#### Collection entries:
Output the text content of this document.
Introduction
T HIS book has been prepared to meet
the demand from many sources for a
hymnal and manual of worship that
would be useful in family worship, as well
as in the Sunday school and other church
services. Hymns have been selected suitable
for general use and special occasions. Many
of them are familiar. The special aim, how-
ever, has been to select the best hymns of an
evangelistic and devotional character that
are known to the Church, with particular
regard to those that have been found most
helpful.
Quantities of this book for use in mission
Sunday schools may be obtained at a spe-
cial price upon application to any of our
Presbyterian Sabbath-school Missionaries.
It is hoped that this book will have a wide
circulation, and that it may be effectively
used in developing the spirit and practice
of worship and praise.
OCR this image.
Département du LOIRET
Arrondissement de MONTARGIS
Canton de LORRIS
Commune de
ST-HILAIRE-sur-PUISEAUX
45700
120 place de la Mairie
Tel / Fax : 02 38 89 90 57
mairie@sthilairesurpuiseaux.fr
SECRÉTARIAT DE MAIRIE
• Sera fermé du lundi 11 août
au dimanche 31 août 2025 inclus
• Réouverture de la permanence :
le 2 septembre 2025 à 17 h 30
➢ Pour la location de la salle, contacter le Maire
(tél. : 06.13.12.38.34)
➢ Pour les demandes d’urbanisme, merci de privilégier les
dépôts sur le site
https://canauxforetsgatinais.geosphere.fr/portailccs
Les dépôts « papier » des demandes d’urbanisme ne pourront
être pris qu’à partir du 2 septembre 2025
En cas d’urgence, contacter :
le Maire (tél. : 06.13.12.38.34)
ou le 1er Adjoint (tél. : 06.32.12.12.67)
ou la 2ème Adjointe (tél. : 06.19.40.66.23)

#### Problem to work on:
Can you restate every record above word for word?

#### Completed exercise:
Output the text content of this document.
Introduction
T HIS book has been prepared to meet
the demand from many sources for a
hymnal and manual of worship that
would be useful in family worship, as well
as in the Sunday school and other church
services. Hymns have been selected suitable
for general use and special occasions. Many
of them are familiar. The special aim, how-
ever, has been to select the best hymns of an
evangelistic and devotional character that
are known to the Church, with particular
regard to those that have been found most
helpful.
Quantities of this book for use in mission
Sunday schools may be obtained at a spe-
cial price upon application to any of our
Presbyterian Sabbath-school Missionaries.
It is hoped that this book will have a wide
circulation, and that it may be effectively
used in developing the spirit and practice
of worship and praise.
OCR this image.
Département du LOIRET
Arrondissement de MONTARGIS
Canton de LORRIS
Commune de
ST-HILAIRE-sur-PUISEAUX
45700
120 place de la Mairie
Tel / Fax : 02 38 89 90 57
mairie@sthilairesurpuiseaux.fr
SECRÉTARIAT DE MAIRIE
• Sera fermé du lundi 11 août
au dimanche 31 août 2025 inclus
• Réouverture de la permanence :
le 2 septembre 2025 à 17 h 30
➢ Pour la location de la salle, contacter le Maire
(tél. : 06.13.12.38.34)
➢ Pour les demandes d’urbanisme, merci de privilégier les
dépôts sur le site
https://canauxforetsgatinais.geosphere.fr/portailccs
Les dépôts « papier » des demandes d’urbanisme ne pourront
être pris qu’à partir du 2 septembre 2025
En cas d’urgence, contacter :
le Maire (tél. : 06.13.12.38.34)
ou le 1er Adjoint (tél. : 06.32.12.12.67)
ou la 2ème Adjointe (tél. : 06.19.40.66.23)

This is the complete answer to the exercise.